= Exercise prompt =
Pick out the lines below with "usuario" and list them.

--- Records for the task ---

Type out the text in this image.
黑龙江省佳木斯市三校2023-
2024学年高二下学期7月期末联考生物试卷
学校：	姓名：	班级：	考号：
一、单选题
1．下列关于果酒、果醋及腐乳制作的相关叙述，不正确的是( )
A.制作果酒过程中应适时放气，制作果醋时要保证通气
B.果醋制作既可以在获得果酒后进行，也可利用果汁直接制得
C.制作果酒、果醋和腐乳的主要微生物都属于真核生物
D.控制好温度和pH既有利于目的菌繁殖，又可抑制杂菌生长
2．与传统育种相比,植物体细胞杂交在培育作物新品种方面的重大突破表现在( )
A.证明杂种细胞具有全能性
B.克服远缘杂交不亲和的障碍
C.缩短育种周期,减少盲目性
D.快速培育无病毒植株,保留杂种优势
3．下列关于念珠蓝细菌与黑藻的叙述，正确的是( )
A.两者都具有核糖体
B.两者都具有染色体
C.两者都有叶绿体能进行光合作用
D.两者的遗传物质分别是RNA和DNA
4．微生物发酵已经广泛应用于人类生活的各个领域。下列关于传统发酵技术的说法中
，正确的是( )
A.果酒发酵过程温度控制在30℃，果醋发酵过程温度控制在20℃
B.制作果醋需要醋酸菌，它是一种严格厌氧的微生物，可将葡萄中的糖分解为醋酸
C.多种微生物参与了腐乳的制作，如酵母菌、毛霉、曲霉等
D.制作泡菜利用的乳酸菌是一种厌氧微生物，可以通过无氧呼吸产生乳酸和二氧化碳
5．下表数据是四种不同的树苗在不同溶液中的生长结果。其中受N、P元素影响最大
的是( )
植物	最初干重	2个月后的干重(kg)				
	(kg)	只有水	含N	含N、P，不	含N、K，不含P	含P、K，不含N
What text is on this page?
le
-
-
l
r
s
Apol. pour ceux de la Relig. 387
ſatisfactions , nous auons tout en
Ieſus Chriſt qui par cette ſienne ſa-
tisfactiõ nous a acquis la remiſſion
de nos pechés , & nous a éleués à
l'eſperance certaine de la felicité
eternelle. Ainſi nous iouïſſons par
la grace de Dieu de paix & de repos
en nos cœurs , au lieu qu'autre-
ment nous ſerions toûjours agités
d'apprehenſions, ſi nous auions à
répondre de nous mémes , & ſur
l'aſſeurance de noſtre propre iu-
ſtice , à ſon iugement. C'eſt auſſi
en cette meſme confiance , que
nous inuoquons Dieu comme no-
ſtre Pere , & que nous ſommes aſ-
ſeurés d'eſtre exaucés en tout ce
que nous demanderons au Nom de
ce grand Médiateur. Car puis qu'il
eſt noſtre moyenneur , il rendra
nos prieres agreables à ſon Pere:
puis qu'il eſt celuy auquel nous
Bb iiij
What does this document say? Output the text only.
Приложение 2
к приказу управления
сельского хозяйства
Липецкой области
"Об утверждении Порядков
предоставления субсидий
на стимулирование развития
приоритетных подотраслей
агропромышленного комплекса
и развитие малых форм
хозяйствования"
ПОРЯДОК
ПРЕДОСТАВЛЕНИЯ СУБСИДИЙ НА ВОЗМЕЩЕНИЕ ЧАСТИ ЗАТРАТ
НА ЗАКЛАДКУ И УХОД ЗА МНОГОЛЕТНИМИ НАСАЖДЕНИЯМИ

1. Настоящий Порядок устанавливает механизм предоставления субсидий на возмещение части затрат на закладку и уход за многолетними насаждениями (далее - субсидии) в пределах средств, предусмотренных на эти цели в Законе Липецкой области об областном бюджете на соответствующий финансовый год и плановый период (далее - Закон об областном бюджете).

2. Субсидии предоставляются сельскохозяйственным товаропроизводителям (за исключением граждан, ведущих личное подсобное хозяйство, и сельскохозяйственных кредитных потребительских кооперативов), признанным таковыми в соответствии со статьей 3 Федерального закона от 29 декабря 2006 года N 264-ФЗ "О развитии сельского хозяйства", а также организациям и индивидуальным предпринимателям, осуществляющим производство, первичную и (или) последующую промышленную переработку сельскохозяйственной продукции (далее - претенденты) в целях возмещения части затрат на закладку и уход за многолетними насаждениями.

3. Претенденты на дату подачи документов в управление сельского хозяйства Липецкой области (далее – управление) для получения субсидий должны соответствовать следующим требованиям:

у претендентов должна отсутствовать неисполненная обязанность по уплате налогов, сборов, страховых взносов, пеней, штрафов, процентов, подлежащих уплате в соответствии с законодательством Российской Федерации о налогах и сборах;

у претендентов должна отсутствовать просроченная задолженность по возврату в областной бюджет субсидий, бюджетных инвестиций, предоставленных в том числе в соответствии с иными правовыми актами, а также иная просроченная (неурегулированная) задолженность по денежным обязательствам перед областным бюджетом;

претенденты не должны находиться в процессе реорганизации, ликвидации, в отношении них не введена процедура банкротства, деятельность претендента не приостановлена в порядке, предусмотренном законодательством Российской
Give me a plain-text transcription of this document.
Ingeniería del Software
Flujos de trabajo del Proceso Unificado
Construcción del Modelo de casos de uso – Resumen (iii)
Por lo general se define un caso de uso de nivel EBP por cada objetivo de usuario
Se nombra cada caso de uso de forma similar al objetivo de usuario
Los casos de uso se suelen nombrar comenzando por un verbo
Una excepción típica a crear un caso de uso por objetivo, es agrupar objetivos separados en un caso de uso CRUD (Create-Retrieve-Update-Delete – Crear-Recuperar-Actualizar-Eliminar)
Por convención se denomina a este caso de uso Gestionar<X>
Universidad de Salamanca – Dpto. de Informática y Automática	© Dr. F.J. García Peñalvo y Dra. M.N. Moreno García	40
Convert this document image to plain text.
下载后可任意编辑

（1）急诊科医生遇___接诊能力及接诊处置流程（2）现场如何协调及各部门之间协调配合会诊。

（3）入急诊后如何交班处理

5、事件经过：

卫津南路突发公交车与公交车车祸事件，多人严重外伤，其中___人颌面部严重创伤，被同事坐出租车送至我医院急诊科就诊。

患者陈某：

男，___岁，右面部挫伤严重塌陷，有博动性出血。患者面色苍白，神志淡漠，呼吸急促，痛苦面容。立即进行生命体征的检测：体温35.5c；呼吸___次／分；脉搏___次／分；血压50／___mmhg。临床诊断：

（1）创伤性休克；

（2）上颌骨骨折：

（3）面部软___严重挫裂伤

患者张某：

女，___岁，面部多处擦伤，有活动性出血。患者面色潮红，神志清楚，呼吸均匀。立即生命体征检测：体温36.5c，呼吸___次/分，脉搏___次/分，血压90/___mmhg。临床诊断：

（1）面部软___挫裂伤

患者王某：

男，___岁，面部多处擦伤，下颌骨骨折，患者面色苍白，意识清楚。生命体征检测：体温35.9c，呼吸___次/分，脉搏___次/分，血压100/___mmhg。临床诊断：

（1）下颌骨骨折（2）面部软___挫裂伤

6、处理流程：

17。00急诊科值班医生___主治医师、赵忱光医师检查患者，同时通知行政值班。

---

= Exercise solution =
Por lo general se define un caso de uso de nivel EBP por cada objetivo de usuario
Se nombra cada caso de uso de forma similar al objetivo de usuario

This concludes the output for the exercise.